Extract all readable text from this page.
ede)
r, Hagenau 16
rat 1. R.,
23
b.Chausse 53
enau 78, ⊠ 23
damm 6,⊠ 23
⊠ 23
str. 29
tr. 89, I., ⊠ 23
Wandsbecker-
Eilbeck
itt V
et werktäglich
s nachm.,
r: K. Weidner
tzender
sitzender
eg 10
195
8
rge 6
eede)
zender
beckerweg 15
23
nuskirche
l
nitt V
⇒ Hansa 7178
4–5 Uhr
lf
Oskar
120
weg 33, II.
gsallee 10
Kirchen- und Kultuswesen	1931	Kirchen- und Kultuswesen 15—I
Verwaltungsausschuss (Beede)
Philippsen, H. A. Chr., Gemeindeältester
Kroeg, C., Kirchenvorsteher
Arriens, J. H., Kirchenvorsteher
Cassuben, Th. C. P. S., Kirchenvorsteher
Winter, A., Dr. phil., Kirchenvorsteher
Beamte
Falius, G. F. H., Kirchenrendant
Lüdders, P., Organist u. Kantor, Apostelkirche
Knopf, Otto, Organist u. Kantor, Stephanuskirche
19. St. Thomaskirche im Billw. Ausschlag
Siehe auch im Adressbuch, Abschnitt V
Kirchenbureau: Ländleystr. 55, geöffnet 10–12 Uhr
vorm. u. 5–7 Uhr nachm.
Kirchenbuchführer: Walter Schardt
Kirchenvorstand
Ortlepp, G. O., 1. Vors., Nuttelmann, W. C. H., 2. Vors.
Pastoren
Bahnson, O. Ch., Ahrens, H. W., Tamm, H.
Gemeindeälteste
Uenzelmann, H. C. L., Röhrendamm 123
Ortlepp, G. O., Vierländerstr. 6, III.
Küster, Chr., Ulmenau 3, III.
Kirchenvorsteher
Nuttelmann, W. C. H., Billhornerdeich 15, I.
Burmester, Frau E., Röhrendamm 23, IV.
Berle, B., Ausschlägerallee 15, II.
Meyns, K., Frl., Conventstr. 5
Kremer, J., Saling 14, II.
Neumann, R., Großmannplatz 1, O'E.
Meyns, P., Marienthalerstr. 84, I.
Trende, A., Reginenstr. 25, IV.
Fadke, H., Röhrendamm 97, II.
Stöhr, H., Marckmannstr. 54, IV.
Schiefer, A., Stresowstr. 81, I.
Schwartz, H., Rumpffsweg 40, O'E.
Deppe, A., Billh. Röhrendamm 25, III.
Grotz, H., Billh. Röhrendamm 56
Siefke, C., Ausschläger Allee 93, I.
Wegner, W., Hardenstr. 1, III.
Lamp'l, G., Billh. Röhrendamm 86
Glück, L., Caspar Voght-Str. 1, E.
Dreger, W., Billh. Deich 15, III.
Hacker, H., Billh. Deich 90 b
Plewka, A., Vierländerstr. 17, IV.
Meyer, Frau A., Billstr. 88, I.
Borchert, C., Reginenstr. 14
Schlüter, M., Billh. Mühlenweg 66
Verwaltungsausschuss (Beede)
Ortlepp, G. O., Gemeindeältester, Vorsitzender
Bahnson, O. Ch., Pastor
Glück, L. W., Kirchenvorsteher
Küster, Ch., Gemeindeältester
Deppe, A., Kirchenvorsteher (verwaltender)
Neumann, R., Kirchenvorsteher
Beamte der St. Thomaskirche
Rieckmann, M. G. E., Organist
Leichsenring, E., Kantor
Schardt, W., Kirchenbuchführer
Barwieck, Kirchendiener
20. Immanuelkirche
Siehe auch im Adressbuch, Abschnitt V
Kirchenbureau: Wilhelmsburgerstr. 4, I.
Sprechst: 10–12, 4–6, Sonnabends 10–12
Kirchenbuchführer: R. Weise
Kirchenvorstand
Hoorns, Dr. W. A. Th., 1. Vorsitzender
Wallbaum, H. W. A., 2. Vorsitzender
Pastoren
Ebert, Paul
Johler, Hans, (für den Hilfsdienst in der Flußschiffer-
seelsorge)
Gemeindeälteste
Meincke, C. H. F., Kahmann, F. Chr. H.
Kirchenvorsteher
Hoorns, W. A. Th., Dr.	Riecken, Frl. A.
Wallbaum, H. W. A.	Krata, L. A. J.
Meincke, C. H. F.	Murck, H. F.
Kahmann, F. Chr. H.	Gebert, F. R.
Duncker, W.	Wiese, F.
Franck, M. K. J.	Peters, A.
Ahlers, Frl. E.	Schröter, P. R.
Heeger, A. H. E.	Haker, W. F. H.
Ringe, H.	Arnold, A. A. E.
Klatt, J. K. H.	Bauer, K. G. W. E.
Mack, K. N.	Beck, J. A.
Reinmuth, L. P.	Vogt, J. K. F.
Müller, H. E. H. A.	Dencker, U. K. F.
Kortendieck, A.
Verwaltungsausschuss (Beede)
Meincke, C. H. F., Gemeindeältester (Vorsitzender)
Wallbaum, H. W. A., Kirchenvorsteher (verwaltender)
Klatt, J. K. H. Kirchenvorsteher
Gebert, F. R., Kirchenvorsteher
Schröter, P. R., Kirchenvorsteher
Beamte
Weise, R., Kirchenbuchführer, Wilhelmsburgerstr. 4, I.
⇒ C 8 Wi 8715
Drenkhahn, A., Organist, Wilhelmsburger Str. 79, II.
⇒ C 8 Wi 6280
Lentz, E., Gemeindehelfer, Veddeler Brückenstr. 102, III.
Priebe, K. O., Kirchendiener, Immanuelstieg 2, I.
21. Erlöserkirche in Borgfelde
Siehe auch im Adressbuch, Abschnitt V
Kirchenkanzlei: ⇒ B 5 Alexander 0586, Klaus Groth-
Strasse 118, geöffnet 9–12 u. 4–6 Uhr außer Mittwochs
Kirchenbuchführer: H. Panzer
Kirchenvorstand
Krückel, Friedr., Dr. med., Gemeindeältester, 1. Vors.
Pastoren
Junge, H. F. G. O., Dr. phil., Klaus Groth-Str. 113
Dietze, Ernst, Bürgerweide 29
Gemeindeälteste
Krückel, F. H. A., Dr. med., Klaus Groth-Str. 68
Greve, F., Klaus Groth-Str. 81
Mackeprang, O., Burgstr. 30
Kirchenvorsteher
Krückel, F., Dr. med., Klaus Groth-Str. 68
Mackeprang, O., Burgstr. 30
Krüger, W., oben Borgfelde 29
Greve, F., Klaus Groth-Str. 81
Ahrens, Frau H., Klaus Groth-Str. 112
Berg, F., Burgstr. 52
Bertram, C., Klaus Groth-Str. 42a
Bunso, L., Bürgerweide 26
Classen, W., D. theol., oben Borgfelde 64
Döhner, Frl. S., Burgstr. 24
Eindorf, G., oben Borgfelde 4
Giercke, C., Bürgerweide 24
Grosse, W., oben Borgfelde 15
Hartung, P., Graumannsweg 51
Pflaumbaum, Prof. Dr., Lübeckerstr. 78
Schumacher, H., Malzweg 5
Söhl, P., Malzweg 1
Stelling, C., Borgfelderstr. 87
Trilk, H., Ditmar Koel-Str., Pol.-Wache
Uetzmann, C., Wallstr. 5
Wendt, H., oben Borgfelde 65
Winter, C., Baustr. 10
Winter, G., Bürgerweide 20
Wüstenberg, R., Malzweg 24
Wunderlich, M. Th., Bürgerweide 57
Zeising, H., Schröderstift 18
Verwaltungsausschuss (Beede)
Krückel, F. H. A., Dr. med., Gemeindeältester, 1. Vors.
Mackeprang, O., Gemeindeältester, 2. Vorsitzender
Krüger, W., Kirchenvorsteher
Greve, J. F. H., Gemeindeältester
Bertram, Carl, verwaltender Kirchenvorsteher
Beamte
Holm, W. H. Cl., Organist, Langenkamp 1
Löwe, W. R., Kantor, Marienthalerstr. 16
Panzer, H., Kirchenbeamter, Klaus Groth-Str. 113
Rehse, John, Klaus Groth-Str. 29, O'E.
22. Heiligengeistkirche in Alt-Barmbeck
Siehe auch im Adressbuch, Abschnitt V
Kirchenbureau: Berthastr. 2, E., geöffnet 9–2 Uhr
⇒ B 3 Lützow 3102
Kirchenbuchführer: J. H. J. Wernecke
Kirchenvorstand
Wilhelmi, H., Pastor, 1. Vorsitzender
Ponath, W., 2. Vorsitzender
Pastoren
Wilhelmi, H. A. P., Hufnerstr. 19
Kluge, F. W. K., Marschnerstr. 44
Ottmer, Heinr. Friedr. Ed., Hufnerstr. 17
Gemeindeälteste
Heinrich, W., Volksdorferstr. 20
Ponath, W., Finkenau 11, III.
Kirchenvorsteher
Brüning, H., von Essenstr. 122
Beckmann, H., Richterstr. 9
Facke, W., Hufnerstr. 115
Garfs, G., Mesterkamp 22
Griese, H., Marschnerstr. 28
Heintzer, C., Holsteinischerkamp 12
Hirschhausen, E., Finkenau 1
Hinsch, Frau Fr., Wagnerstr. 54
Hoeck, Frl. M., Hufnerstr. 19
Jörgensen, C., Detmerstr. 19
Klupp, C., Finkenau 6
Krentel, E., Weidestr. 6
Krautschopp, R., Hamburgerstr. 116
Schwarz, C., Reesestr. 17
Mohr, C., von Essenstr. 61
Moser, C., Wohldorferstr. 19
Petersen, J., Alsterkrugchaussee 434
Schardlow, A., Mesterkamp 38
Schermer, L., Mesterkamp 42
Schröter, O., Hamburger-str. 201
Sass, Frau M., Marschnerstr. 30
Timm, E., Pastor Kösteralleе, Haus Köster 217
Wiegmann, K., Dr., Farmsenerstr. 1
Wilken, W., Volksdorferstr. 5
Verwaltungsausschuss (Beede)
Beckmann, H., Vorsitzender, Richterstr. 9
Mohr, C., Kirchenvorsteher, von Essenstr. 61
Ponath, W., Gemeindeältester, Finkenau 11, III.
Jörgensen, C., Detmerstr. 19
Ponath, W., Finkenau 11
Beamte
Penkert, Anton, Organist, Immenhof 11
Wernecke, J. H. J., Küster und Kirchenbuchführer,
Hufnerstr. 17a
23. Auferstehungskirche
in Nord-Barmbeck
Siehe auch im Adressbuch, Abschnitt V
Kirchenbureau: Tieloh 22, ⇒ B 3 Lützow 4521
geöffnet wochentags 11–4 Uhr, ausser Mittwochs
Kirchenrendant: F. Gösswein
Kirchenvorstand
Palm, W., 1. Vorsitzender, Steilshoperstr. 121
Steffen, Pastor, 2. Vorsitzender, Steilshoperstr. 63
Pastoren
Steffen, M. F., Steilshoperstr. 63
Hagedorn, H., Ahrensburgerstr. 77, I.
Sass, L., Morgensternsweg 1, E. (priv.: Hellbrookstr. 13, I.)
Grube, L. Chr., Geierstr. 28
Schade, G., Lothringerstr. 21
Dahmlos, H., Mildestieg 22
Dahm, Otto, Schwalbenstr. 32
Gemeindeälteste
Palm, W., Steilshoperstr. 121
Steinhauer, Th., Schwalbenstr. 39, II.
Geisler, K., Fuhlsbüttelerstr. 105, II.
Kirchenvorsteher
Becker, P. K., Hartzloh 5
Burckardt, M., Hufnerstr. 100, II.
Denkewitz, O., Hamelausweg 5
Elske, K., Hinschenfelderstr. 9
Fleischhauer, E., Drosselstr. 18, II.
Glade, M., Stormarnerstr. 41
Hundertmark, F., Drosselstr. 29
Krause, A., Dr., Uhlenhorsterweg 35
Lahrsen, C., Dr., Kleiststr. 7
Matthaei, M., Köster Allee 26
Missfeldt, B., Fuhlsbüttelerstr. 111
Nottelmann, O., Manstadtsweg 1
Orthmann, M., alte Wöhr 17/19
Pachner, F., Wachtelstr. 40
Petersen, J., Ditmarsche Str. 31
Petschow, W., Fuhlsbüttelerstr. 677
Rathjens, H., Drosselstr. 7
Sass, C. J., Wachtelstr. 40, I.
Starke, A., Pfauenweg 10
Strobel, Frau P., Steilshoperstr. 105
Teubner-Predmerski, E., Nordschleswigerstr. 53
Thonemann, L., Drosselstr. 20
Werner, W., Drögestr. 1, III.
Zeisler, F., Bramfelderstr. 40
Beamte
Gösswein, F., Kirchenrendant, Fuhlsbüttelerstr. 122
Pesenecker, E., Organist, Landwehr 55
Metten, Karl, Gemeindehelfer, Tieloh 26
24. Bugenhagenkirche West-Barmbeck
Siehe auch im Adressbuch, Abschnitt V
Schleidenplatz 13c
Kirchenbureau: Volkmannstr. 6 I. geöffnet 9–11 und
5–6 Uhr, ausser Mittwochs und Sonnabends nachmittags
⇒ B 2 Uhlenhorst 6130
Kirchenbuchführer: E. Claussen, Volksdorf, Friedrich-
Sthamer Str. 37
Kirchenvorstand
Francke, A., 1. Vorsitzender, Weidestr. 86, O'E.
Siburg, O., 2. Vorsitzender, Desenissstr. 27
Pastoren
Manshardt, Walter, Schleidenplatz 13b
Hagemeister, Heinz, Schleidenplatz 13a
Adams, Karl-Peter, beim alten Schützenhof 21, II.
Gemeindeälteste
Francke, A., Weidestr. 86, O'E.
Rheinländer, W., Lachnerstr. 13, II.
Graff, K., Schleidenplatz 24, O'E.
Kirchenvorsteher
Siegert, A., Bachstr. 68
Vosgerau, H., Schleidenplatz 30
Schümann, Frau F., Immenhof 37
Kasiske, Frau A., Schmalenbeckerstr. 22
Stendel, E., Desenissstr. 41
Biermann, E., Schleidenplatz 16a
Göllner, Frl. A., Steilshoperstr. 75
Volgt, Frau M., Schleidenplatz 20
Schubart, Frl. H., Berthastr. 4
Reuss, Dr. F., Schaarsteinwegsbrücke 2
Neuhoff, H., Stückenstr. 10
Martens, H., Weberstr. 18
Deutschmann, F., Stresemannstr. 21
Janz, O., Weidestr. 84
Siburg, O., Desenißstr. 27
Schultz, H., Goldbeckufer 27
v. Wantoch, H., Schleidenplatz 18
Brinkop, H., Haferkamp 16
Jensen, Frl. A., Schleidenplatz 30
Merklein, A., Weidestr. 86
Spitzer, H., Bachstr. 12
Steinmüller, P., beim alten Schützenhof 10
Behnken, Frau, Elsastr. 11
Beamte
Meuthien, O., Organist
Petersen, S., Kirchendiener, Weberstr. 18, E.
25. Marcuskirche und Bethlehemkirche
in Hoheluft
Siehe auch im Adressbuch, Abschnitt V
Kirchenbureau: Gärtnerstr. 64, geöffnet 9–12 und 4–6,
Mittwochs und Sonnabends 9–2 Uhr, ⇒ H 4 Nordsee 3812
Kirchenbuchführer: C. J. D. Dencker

**********

**Exercise:** Search the data above for the string "Marienthalerstr" and return every line that has it.

**Right answer:**
Meyns, P., Marienthalerstr. 84, I.
Löwe, W. R., Kantor, Marienthalerstr. 16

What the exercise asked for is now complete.